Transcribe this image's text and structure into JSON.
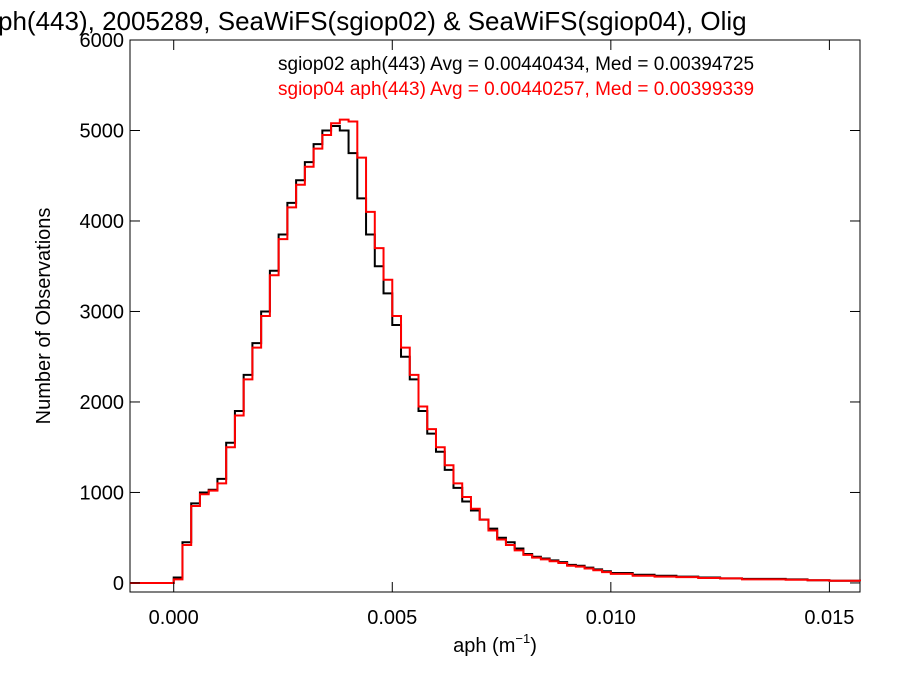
{
  "chart_data": {
    "type": "line",
    "step": true,
    "title": "ph(443), 2005289, SeaWiFS(sgiop02) & SeaWiFS(sgiop04), Olig",
    "xlabel_main": "aph (m",
    "xlabel_sup": "−1",
    "xlabel_end": ")",
    "ylabel": "Number of Observations",
    "xlim": [
      -0.001,
      0.0157
    ],
    "ylim": [
      -100,
      6000
    ],
    "xticks": [
      0.0,
      0.005,
      0.01,
      0.015
    ],
    "xtick_labels": [
      "0.000",
      "0.005",
      "0.010",
      "0.015"
    ],
    "yticks": [
      0,
      1000,
      2000,
      3000,
      4000,
      5000,
      6000
    ],
    "ytick_labels": [
      "0",
      "1000",
      "2000",
      "3000",
      "4000",
      "5000",
      "6000"
    ],
    "grid": false,
    "legend_position": "top-right",
    "series": [
      {
        "label": "sgiop02 aph(443) Avg = 0.00440434, Med = 0.00394725",
        "color": "#000000",
        "x": [
          -0.001,
          -0.0003,
          0.0,
          0.0002,
          0.0004,
          0.0006,
          0.0008,
          0.001,
          0.0012,
          0.0014,
          0.0016,
          0.0018,
          0.002,
          0.0022,
          0.0024,
          0.0026,
          0.0028,
          0.003,
          0.0032,
          0.0034,
          0.0036,
          0.0038,
          0.004,
          0.0042,
          0.0044,
          0.0046,
          0.0048,
          0.005,
          0.0052,
          0.0054,
          0.0056,
          0.0058,
          0.006,
          0.0062,
          0.0064,
          0.0066,
          0.0068,
          0.007,
          0.0072,
          0.0074,
          0.0076,
          0.0078,
          0.008,
          0.0082,
          0.0084,
          0.0086,
          0.0088,
          0.009,
          0.0092,
          0.0094,
          0.0096,
          0.0098,
          0.01,
          0.0105,
          0.011,
          0.0115,
          0.012,
          0.0125,
          0.013,
          0.0135,
          0.014,
          0.0145,
          0.015,
          0.0157
        ],
        "y": [
          0,
          0,
          60,
          450,
          880,
          1000,
          1030,
          1150,
          1550,
          1900,
          2300,
          2650,
          3000,
          3450,
          3850,
          4200,
          4450,
          4650,
          4850,
          5000,
          5050,
          5000,
          4750,
          4250,
          3850,
          3500,
          3200,
          2850,
          2500,
          2250,
          1900,
          1650,
          1450,
          1250,
          1050,
          900,
          800,
          700,
          600,
          500,
          450,
          380,
          320,
          290,
          270,
          250,
          230,
          200,
          190,
          170,
          150,
          130,
          110,
          90,
          80,
          70,
          60,
          50,
          45,
          45,
          40,
          30,
          25,
          20
        ]
      },
      {
        "label": "sgiop04 aph(443) Avg = 0.00440257, Med = 0.00399339",
        "color": "#ff0000",
        "x": [
          -0.001,
          -0.0003,
          0.0,
          0.0002,
          0.0004,
          0.0006,
          0.0008,
          0.001,
          0.0012,
          0.0014,
          0.0016,
          0.0018,
          0.002,
          0.0022,
          0.0024,
          0.0026,
          0.0028,
          0.003,
          0.0032,
          0.0034,
          0.0036,
          0.0038,
          0.004,
          0.0042,
          0.0044,
          0.0046,
          0.0048,
          0.005,
          0.0052,
          0.0054,
          0.0056,
          0.0058,
          0.006,
          0.0062,
          0.0064,
          0.0066,
          0.0068,
          0.007,
          0.0072,
          0.0074,
          0.0076,
          0.0078,
          0.008,
          0.0082,
          0.0084,
          0.0086,
          0.0088,
          0.009,
          0.0092,
          0.0094,
          0.0096,
          0.0098,
          0.01,
          0.0105,
          0.011,
          0.0115,
          0.012,
          0.0125,
          0.013,
          0.0135,
          0.014,
          0.0145,
          0.015,
          0.0157
        ],
        "y": [
          0,
          0,
          40,
          420,
          850,
          980,
          1020,
          1100,
          1500,
          1850,
          2250,
          2600,
          2950,
          3400,
          3800,
          4150,
          4400,
          4600,
          4800,
          4950,
          5080,
          5120,
          5100,
          4700,
          4100,
          3700,
          3350,
          2950,
          2600,
          2300,
          1950,
          1700,
          1500,
          1300,
          1100,
          950,
          820,
          700,
          580,
          480,
          420,
          360,
          310,
          280,
          260,
          240,
          220,
          190,
          180,
          160,
          140,
          120,
          100,
          80,
          70,
          65,
          55,
          50,
          40,
          40,
          35,
          30,
          25,
          20
        ]
      }
    ]
  }
}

_ _ _

▶ **Exercise description**: Copy out the records above in full, exactly as written, but not the pictures.

▶ **Completed task**:
Transcribe this image's text and structure into JSON.
{
  "chart_data": {
    "type": "line",
    "step": true,
    "title": "ph(443), 2005289, SeaWiFS(sgiop02) & SeaWiFS(sgiop04), Olig",
    "xlabel_main": "aph (m",
    "xlabel_sup": "−1",
    "xlabel_end": ")",
    "ylabel": "Number of Observations",
    "xlim": [
      -0.001,
      0.0157
    ],
    "ylim": [
      -100,
      6000
    ],
    "xticks": [
      0.0,
      0.005,
      0.01,
      0.015
    ],
    "xtick_labels": [
      "0.000",
      "0.005",
      "0.010",
      "0.015"
    ],
    "yticks": [
      0,
      1000,
      2000,
      3000,
      4000,
      5000,
      6000
    ],
    "ytick_labels": [
      "0",
      "1000",
      "2000",
      "3000",
      "4000",
      "5000",
      "6000"
    ],
    "grid": false,
    "legend_position": "top-right",
    "series": [
      {
        "label": "sgiop02 aph(443) Avg = 0.00440434, Med = 0.00394725",
        "color": "#000000",
        "x": [
          -0.001,
          -0.0003,
          0.0,
          0.0002,
          0.0004,
          0.0006,
          0.0008,
          0.001,
          0.0012,
          0.0014,
          0.0016,
          0.0018,
          0.002,
          0.0022,
          0.0024,
          0.0026,
          0.0028,
          0.003,
          0.0032,
          0.0034,
          0.0036,
          0.0038,
          0.004,
          0.0042,
          0.0044,
          0.0046,
          0.0048,
          0.005,
          0.0052,
          0.0054,
          0.0056,
          0.0058,
          0.006,
          0.0062,
          0.0064,
          0.0066,
          0.0068,
          0.007,
          0.0072,
          0.0074,
          0.0076,
          0.0078,
          0.008,
          0.0082,
          0.0084,
          0.0086,
          0.0088,
          0.009,
          0.0092,
          0.0094,
          0.0096,
          0.0098,
          0.01,
          0.0105,
          0.011,
          0.0115,
          0.012,
          0.0125,
          0.013,
          0.0135,
          0.014,
          0.0145,
          0.015,
          0.0157
        ],
        "y": [
          0,
          0,
          60,
          450,
          880,
          1000,
          1030,
          1150,
          1550,
          1900,
          2300,
          2650,
          3000,
          3450,
          3850,
          4200,
          4450,
          4650,
          4850,
          5000,
          5050,
          5000,
          4750,
          4250,
          3850,
          3500,
          3200,
          2850,
          2500,
          2250,
          1900,
          1650,
          1450,
          1250,
          1050,
          900,
          800,
          700,
          600,
          500,
          450,
          380,
          320,
          290,
          270,
          250,
          230,
          200,
          190,
          170,
          150,
          130,
          110,
          90,
          80,
          70,
          60,
          50,
          45,
          45,
          40,
          30,
          25,
          20
        ]
      },
      {
        "label": "sgiop04 aph(443) Avg = 0.00440257, Med = 0.00399339",
        "color": "#ff0000",
        "x": [
          -0.001,
          -0.0003,
          0.0,
          0.0002,
          0.0004,
          0.0006,
          0.0008,
          0.001,
          0.0012,
          0.0014,
          0.0016,
          0.0018,
          0.002,
          0.0022,
          0.0024,
          0.0026,
          0.0028,
          0.003,
          0.0032,
          0.0034,
          0.0036,
          0.0038,
          0.004,
          0.0042,
          0.0044,
          0.0046,
          0.0048,
          0.005,
          0.0052,
          0.0054,
          0.0056,
          0.0058,
          0.006,
          0.0062,
          0.0064,
          0.0066,
          0.0068,
          0.007,
          0.0072,
          0.0074,
          0.0076,
          0.0078,
          0.008,
          0.0082,
          0.0084,
          0.0086,
          0.0088,
          0.009,
          0.0092,
          0.0094,
          0.0096,
          0.0098,
          0.01,
          0.0105,
          0.011,
          0.0115,
          0.012,
          0.0125,
          0.013,
          0.0135,
          0.014,
          0.0145,
          0.015,
          0.0157
        ],
        "y": [
          0,
          0,
          40,
          420,
          850,
          980,
          1020,
          1100,
          1500,
          1850,
          2250,
          2600,
          2950,
          3400,
          3800,
          4150,
          4400,
          4600,
          4800,
          4950,
          5080,
          5120,
          5100,
          4700,
          4100,
          3700,
          3350,
          2950,
          2600,
          2300,
          1950,
          1700,
          1500,
          1300,
          1100,
          950,
          820,
          700,
          580,
          480,
          420,
          360,
          310,
          280,
          260,
          240,
          220,
          190,
          180,
          160,
          140,
          120,
          100,
          80,
          70,
          65,
          55,
          50,
          40,
          40,
          35,
          30,
          25,
          20
        ]
      }
    ]
  }
}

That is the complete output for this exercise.